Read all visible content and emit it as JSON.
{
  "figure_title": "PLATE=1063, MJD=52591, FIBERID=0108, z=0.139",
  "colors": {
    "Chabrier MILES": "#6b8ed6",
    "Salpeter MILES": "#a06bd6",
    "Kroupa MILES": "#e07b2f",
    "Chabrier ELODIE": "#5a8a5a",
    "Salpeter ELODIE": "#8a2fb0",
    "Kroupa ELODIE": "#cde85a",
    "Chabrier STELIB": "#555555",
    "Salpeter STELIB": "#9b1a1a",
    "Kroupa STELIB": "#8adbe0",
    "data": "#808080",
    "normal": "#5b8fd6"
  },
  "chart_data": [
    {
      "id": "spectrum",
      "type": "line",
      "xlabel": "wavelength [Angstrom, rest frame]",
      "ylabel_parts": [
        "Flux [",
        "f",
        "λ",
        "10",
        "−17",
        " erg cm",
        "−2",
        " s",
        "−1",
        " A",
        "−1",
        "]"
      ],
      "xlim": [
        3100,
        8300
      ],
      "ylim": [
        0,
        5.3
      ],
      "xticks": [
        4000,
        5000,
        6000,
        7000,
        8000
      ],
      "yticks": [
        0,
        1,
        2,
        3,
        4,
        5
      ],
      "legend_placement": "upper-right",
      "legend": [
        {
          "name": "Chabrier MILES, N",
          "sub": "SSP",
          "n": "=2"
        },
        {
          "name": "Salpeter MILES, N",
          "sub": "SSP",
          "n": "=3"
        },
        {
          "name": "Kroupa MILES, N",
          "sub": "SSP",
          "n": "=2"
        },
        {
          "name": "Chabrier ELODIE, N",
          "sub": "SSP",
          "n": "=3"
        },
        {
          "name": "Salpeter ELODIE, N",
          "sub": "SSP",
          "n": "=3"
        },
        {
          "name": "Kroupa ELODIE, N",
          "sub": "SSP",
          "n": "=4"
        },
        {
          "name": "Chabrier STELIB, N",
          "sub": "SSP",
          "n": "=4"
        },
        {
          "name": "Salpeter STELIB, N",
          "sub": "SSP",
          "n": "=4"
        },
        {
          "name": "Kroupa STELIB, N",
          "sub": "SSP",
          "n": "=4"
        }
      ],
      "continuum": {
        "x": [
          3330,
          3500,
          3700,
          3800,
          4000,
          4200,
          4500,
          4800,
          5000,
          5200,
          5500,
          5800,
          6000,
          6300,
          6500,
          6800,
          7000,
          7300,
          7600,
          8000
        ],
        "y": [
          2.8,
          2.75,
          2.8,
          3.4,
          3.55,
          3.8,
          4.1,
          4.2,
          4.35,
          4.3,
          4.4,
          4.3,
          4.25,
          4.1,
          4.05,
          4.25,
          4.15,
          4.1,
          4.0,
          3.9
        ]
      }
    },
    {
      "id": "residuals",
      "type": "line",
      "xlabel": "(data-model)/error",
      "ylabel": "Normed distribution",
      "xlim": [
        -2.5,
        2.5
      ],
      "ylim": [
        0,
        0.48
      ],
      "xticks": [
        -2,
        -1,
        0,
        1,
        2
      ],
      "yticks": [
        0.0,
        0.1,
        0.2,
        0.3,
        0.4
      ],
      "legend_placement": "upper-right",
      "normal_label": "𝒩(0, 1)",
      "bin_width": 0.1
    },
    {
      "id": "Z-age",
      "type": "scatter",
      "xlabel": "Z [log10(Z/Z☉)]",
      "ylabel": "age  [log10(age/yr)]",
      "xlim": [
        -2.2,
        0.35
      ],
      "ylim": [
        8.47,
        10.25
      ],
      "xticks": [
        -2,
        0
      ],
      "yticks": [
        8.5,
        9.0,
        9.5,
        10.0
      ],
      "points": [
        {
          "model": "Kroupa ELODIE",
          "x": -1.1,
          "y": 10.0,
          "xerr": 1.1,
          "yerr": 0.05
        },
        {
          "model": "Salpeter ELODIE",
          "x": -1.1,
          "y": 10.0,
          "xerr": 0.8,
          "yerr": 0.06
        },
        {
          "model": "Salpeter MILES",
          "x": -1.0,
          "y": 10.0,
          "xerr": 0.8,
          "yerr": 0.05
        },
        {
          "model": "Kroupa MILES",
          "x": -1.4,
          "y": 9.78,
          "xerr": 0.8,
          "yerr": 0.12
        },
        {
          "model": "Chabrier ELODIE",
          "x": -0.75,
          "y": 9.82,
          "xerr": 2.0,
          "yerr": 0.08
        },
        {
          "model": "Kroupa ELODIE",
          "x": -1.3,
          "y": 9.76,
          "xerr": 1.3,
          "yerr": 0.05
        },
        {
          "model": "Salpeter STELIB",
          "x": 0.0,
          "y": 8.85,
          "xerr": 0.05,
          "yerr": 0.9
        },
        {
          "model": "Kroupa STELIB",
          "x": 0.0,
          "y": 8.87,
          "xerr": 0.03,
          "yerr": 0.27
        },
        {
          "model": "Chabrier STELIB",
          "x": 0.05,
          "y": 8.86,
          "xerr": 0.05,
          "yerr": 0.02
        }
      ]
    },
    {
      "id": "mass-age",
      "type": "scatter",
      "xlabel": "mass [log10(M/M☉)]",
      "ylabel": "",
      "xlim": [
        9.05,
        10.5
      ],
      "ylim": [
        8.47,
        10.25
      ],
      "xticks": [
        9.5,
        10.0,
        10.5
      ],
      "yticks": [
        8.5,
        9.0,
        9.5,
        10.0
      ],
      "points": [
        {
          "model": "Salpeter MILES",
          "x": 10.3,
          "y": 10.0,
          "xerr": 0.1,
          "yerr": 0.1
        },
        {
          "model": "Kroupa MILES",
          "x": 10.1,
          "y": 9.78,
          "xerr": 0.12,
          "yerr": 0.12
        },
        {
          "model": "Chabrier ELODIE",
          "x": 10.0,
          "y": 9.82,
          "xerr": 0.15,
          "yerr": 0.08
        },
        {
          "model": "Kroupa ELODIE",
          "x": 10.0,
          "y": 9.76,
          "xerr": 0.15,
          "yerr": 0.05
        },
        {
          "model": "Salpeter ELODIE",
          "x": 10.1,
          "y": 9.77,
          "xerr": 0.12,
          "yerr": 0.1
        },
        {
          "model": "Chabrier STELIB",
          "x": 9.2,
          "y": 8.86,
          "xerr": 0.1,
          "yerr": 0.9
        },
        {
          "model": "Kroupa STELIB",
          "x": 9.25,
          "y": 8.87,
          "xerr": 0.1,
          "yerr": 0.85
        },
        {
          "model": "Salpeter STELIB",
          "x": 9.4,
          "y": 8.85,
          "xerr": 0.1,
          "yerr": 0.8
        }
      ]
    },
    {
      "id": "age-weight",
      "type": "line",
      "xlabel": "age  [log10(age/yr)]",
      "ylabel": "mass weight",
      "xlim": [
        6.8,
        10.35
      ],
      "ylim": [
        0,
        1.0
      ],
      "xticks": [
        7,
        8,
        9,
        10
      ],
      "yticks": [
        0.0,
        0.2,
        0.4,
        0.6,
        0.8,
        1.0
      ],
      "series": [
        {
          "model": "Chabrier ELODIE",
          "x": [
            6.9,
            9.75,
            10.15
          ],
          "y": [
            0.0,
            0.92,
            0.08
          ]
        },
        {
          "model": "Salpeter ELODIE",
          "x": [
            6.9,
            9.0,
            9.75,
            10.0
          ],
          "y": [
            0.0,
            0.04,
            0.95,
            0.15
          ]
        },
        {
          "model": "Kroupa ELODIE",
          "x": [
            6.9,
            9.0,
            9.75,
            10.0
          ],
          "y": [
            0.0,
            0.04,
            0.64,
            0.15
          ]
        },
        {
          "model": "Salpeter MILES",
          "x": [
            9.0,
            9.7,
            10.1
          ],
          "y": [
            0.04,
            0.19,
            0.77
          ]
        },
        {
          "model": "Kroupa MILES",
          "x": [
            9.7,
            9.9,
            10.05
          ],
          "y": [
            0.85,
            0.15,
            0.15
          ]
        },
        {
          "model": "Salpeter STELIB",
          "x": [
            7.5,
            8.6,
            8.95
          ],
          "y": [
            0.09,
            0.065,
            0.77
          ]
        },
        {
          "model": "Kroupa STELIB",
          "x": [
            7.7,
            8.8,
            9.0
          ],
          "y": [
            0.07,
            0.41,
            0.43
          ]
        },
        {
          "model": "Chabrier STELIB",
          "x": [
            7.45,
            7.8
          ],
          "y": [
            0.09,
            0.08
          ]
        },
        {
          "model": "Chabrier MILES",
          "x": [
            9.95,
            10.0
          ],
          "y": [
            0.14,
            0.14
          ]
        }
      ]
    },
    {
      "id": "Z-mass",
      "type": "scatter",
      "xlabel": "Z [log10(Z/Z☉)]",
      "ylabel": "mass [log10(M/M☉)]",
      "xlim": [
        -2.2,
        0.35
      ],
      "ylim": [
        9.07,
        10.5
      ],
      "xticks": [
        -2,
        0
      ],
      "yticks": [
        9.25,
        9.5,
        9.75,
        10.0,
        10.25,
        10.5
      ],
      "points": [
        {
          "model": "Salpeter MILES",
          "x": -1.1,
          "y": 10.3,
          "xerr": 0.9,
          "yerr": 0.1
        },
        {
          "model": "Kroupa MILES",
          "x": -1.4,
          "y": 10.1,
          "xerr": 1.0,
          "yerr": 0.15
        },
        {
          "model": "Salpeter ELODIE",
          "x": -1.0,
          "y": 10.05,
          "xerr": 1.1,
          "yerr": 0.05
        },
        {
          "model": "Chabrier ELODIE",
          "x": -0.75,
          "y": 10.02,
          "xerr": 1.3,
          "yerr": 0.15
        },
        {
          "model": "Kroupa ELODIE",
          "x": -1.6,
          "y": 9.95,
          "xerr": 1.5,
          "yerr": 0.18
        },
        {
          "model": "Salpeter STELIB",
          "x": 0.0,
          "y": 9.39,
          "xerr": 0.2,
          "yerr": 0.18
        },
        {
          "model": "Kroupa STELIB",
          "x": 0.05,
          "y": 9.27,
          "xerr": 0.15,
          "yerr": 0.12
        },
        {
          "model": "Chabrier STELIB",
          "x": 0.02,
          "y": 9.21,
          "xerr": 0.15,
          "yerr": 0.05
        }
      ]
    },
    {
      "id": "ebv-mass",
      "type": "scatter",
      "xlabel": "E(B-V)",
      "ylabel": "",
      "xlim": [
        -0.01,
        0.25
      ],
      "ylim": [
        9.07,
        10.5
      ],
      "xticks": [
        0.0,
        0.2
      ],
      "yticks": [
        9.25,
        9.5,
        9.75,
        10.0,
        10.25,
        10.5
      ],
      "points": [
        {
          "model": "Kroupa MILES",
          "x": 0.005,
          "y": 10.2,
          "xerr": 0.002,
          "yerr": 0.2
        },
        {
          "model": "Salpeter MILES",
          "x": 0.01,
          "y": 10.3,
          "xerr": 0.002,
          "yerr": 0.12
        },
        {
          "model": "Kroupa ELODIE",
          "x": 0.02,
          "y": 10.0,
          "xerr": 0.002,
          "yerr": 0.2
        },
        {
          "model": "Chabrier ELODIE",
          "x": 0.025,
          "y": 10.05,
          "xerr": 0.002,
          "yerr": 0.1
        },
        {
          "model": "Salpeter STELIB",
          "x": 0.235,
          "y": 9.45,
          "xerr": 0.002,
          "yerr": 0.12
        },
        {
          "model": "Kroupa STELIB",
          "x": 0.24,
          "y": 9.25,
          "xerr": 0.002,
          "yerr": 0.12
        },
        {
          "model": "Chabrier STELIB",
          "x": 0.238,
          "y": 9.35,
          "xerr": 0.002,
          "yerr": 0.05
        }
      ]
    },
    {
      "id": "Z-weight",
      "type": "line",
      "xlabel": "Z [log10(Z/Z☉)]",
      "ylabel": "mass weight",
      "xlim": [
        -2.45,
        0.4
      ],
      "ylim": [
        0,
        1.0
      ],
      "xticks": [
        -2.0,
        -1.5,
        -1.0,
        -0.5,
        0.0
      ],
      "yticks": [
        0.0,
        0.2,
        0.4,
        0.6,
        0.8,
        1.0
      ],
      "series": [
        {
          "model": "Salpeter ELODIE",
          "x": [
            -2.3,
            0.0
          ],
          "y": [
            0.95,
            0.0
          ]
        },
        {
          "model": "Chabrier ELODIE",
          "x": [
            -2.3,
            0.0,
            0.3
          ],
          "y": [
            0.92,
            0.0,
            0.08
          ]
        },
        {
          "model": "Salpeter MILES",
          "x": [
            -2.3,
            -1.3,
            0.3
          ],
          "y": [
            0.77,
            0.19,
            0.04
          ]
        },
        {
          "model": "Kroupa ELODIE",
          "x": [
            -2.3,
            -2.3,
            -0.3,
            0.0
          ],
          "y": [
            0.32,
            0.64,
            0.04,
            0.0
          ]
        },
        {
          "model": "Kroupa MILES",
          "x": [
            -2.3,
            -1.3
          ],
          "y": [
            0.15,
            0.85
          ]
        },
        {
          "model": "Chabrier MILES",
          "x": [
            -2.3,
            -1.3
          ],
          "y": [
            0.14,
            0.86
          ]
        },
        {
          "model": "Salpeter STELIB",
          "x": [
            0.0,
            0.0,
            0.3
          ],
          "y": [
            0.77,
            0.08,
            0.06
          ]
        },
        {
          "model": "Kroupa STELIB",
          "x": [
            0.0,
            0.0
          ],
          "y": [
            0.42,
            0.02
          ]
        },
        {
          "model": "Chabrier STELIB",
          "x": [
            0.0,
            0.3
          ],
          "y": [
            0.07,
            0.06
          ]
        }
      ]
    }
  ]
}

━━━━━━━━

SHORT EXERCISE:
Report only the number of lines that hold the word "name".

THE REPLY:
9